----- Given data

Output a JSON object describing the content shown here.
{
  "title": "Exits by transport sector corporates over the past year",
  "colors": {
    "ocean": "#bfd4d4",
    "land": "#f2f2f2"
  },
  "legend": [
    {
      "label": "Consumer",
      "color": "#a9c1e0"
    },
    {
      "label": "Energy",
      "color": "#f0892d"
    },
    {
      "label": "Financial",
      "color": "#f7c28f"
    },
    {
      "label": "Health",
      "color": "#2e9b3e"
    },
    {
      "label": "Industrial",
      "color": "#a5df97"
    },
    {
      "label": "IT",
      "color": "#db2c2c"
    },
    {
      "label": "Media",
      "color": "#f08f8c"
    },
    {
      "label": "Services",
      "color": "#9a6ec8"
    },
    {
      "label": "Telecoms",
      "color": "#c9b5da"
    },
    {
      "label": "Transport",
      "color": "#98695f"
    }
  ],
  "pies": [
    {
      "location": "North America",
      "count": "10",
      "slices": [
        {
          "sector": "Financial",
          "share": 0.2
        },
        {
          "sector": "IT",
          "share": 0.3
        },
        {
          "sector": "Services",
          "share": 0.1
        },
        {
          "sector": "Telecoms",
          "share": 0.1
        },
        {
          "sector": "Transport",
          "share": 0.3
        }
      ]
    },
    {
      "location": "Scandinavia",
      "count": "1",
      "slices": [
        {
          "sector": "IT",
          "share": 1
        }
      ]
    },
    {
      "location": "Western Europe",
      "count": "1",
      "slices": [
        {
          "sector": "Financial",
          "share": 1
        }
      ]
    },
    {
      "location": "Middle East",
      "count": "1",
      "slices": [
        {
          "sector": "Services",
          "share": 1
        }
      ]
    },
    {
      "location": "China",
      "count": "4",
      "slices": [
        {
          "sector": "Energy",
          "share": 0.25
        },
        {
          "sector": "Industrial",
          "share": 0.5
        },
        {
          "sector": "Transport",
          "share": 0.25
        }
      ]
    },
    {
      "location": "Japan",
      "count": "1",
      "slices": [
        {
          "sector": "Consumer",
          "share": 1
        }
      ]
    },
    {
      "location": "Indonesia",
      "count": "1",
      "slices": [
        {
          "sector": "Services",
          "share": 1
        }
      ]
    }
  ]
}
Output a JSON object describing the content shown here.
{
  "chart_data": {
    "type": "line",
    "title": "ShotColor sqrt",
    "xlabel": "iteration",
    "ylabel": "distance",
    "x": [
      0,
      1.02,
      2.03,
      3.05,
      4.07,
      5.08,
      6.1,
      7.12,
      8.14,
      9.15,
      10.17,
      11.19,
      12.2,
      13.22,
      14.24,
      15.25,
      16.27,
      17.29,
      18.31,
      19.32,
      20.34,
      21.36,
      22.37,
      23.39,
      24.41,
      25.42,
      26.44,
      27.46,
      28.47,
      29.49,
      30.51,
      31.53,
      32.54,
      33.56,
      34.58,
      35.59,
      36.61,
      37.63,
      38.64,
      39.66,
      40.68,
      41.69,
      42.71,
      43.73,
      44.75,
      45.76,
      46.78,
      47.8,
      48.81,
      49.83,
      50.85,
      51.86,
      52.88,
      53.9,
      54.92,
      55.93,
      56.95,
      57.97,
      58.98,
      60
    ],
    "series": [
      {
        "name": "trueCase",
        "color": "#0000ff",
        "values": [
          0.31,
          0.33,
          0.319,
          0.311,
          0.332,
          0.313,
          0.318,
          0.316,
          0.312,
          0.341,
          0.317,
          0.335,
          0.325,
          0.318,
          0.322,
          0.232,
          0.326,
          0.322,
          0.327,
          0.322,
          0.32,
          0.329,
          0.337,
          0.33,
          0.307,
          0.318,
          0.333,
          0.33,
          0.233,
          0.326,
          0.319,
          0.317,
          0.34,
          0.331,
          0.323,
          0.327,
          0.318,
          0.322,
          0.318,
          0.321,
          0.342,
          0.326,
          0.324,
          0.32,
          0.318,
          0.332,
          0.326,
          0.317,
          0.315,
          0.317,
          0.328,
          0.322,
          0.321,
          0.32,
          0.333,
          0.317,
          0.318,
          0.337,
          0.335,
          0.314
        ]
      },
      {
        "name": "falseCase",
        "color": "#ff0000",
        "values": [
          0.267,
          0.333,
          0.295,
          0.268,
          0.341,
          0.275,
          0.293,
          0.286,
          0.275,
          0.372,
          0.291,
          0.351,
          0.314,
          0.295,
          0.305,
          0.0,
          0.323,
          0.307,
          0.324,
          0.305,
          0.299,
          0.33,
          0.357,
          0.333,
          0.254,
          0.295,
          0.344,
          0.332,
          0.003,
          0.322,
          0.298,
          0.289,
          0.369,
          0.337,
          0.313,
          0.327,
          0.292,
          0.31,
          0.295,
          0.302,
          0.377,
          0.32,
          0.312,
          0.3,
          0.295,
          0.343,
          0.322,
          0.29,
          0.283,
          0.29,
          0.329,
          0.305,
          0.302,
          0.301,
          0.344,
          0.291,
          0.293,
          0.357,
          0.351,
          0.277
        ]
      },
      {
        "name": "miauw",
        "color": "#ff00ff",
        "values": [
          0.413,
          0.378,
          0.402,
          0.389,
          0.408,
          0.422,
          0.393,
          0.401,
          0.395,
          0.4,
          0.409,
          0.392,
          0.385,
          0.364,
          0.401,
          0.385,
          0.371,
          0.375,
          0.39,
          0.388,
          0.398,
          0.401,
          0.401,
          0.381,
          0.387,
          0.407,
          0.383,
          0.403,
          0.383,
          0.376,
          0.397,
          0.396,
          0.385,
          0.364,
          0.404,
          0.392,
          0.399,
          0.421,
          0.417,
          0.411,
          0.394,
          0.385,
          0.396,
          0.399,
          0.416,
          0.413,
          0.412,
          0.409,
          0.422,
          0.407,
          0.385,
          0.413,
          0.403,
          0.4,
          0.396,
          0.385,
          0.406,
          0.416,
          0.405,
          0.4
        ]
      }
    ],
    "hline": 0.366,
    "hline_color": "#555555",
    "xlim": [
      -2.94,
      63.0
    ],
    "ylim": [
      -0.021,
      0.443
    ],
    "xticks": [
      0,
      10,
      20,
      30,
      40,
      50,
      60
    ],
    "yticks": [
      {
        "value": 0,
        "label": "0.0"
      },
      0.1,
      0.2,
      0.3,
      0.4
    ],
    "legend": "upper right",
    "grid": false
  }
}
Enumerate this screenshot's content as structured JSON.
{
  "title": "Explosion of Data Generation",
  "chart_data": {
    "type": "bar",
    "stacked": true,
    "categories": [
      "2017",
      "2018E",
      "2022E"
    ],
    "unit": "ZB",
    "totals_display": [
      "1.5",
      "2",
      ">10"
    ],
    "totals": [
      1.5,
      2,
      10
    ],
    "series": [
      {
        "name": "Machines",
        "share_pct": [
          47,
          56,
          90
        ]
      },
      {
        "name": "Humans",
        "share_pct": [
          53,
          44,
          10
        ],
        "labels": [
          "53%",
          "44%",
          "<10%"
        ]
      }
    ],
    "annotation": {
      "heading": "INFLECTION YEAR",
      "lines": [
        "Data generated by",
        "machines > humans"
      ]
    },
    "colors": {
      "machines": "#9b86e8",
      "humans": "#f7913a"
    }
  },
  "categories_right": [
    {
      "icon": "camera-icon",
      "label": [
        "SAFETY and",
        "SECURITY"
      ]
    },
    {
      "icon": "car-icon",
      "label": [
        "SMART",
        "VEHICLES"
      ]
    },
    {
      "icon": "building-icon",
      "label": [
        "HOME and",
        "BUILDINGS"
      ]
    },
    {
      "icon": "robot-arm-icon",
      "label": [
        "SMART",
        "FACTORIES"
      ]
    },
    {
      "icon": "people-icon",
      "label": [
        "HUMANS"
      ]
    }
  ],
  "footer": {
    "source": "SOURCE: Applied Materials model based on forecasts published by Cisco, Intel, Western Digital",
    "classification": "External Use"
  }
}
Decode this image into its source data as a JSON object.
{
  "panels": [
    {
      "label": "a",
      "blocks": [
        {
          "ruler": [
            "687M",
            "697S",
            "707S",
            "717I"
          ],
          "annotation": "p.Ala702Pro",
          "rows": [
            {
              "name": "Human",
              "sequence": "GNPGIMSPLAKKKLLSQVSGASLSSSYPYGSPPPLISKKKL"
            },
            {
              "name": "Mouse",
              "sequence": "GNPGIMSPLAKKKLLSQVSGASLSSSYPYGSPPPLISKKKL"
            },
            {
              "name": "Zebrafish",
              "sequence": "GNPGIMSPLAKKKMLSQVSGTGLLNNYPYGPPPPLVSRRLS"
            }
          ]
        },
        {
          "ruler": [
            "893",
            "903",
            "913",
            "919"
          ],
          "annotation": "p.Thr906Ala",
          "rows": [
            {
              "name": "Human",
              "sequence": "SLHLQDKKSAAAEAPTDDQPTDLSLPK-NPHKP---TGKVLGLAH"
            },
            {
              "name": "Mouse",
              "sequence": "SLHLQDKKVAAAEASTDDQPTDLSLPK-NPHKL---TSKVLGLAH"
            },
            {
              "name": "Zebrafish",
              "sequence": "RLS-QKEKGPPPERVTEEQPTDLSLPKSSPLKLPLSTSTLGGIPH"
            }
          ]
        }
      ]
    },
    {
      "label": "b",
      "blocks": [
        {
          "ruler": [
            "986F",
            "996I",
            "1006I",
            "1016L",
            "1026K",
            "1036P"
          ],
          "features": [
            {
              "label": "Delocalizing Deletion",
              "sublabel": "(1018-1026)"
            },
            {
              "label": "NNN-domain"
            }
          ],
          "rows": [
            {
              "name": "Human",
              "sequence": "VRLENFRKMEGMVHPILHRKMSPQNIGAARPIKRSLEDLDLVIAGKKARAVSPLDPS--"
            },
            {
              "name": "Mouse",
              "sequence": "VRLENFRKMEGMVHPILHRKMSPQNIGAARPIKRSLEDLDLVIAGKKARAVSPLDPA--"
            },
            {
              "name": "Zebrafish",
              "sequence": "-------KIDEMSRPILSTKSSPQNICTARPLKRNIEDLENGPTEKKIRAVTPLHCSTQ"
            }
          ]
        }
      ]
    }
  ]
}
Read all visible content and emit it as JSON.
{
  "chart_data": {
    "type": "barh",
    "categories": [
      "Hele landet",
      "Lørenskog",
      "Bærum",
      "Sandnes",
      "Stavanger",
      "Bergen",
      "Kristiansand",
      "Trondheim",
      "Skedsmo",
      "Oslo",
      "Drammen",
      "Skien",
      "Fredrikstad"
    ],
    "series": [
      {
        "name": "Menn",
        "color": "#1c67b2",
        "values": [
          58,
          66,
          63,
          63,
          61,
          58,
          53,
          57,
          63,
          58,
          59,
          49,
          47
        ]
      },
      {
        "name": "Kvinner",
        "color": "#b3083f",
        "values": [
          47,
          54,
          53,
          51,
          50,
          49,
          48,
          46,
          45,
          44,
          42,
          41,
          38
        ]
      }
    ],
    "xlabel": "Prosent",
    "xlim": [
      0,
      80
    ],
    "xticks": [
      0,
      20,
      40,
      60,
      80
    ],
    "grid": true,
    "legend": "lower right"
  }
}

----------

What the task requires
Copy out each line of the listing that holds "content".

Task solution
Output a JSON object describing the content shown here.
Output a JSON object describing the content shown here.
Enumerate this screenshot's content as structured JSON.
Read all visible content and emit it as JSON.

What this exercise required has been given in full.